Another implementation —
#Sepal Length vs Sepal Width ( Iris dataset)
plt.figure(figsize=(20,20))
plt.title('Sepal Length vs Sepal Width')
sns.jointplot(x="sepal_length",y="sepal_width",data=iris_data,color="blue",kind="reg")
plt.show()
Output —

Pie chart
Pie chart is used to show numerical proportion of the categorical features in the data.
Implementation —
# Genre Percentage
plt.figure(figsize=(25,12))
p_r = df['Genre'].value_counts().head(10)
plt.pie(x=p_r,labels=p_r.index,colors=colors1,autopct='%.0f%%',explode=[0.07 for i in p_r.index],startangle=180,wedgeprops={'linewidth':1,'edgecolor':'black'},shadow=True)
plt.title('Genre percentage ')
plt.legend(loc='upper right',title='Genre')
plt.show()Output —

Line Plot
Line plot is used to show frequency of the data points and to compare those data points.
Implementation —
# Different Sales by Platform ( Video Game Dataset)
pg = df.groupby('Platform').mean()[['NA_Sales', 'EU_Sales', 'JP_Sales', 'Other_Sales' ]]
plt.figure(figsize=(20,10))
pg.plot.line(color=colors1)
plt.title(' Different Sales by Platform')
plt.legend(loc='upper right')
plt.show()Output —

Point Plot
Point plot is used to show confidence intervals and point estimates. It creates 2D plot of points.
Implementation —
# Global Sales by Year via different Platform
plt.figure(figsize=(25,18))

_TASK INSTRUCTIONS:_
A. In the plotting tutorial, shorten the paragraph that begins "Point plot is used to show" into a single sentence that keeps its main facts.
B. Put this sentence from the plotting tutorial into Spanish: "Line plot is used to show frequency of the data points and to compare those data points."

[Data records]
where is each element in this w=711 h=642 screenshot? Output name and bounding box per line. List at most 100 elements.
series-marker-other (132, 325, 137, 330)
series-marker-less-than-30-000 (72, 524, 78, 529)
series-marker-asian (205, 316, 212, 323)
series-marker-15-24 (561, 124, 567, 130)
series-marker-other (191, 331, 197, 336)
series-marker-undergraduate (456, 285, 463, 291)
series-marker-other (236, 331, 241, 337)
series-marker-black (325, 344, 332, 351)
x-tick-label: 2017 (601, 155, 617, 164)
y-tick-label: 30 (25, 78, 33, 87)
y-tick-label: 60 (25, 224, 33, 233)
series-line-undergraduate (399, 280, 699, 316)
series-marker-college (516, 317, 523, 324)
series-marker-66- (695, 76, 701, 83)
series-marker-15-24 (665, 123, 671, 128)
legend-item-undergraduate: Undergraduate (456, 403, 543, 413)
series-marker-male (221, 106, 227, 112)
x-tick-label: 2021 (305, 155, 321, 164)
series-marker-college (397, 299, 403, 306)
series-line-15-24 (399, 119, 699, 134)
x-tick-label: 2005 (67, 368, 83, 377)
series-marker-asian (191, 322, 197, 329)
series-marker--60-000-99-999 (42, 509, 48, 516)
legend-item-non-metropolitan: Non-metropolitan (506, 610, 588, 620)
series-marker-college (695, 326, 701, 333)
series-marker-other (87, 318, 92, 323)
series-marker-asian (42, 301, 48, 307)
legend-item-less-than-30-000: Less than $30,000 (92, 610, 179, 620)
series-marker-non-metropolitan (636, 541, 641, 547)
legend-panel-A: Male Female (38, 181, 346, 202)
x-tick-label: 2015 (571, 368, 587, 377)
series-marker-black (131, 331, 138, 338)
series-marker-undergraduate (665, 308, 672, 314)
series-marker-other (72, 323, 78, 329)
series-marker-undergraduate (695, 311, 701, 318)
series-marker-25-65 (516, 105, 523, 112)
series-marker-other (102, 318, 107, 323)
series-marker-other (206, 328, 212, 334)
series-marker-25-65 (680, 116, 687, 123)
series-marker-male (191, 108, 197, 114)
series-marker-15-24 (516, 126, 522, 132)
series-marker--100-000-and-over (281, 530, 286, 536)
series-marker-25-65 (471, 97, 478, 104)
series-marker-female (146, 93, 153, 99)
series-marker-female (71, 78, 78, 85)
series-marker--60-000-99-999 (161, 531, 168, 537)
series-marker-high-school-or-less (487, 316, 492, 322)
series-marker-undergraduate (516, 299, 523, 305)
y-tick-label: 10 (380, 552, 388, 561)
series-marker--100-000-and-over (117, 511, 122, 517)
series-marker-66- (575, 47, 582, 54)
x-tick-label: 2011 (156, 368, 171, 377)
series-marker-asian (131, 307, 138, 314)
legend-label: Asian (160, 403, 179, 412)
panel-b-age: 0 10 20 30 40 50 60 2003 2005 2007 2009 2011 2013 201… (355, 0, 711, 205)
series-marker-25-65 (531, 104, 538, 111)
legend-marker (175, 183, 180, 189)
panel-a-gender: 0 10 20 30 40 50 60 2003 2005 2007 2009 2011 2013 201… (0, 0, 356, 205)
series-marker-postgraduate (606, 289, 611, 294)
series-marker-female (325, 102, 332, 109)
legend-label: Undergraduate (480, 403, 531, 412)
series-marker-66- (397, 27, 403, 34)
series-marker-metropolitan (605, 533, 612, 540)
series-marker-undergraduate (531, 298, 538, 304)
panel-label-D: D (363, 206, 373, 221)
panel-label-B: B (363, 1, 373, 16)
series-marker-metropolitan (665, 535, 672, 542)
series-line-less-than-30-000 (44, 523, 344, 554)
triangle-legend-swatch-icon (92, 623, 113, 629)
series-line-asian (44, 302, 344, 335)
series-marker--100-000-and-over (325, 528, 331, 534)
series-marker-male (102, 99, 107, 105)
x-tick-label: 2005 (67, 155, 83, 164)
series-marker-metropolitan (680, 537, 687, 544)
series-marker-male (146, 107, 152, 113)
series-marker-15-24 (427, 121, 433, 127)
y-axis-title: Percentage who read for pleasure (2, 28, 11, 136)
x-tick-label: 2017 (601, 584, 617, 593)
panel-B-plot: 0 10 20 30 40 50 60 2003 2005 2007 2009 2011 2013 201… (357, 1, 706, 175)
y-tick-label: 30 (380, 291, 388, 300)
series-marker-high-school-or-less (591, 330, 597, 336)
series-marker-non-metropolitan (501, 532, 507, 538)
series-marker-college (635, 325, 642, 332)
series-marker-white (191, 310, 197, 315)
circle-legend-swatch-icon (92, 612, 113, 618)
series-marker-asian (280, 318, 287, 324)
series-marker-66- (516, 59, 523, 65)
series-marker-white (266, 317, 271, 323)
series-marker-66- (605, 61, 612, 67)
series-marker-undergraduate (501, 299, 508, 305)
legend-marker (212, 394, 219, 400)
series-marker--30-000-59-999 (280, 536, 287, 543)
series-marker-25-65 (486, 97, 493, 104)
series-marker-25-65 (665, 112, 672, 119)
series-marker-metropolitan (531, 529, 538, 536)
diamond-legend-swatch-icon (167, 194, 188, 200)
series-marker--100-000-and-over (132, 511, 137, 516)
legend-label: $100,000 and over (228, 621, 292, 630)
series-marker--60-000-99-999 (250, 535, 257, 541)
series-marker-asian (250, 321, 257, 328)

_ANSWERS TO THE EXERCISES:_
A. A point plot is a 2D plot of points that shows point estimates and confidence intervals.

B. El gráfico de líneas se usa para mostrar la frecuencia de los puntos de datos y para comparar esos puntos de datos.